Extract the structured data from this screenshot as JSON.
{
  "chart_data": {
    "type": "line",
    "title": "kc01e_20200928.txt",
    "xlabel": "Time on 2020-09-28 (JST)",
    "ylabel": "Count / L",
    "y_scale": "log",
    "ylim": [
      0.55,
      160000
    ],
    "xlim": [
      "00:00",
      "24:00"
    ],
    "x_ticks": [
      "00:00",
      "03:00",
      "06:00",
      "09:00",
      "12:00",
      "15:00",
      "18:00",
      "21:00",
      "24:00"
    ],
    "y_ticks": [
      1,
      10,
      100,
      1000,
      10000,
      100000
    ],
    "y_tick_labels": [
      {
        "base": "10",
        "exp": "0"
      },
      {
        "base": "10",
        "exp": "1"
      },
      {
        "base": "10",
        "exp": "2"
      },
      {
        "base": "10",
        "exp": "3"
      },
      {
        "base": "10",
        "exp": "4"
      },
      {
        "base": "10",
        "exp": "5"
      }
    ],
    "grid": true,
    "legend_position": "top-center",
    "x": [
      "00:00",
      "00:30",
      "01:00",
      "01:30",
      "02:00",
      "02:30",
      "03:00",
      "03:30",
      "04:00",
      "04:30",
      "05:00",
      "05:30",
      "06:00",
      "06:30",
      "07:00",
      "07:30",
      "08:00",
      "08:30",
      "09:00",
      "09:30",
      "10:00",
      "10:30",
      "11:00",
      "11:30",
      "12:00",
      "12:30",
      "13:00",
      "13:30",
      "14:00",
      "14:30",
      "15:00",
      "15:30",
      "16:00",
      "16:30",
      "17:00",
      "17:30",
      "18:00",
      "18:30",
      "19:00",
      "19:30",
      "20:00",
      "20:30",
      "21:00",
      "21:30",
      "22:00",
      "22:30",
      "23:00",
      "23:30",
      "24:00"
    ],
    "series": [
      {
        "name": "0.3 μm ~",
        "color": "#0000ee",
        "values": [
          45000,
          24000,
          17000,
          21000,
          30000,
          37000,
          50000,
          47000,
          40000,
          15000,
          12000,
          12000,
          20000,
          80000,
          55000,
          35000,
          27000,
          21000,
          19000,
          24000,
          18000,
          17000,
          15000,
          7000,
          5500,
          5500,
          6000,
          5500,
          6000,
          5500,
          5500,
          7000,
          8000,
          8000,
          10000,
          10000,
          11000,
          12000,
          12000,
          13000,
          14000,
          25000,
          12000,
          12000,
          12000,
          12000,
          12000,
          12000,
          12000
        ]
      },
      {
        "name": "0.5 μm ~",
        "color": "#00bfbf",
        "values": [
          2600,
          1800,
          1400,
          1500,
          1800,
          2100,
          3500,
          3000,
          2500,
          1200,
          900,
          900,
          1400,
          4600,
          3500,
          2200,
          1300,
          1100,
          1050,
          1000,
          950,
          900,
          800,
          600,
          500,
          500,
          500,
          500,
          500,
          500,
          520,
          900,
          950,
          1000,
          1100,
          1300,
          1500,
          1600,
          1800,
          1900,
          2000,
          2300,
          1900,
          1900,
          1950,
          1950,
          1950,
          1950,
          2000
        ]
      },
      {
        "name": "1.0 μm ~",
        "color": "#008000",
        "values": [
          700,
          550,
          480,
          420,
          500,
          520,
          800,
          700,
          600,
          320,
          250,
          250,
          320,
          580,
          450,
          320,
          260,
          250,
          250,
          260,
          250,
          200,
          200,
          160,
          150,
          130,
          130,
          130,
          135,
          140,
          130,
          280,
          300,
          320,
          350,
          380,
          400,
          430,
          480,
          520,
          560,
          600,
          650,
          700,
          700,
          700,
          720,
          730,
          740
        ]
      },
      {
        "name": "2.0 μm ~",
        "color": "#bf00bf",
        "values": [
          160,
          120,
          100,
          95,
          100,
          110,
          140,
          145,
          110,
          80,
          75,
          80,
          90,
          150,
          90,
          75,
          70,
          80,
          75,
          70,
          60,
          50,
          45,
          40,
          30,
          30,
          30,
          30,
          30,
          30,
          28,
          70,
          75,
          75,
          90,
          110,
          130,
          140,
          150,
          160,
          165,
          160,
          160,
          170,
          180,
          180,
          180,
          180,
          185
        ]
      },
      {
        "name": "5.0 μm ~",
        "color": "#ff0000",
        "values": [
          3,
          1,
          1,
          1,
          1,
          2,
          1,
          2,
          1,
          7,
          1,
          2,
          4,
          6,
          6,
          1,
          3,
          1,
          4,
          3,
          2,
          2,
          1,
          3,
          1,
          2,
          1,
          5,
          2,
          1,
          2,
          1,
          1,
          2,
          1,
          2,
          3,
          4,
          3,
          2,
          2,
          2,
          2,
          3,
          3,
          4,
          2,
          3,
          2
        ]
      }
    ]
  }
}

════════

Task prompt: Give the number of lines in the records that contain the string "color", with no other output.

Output for this task: 5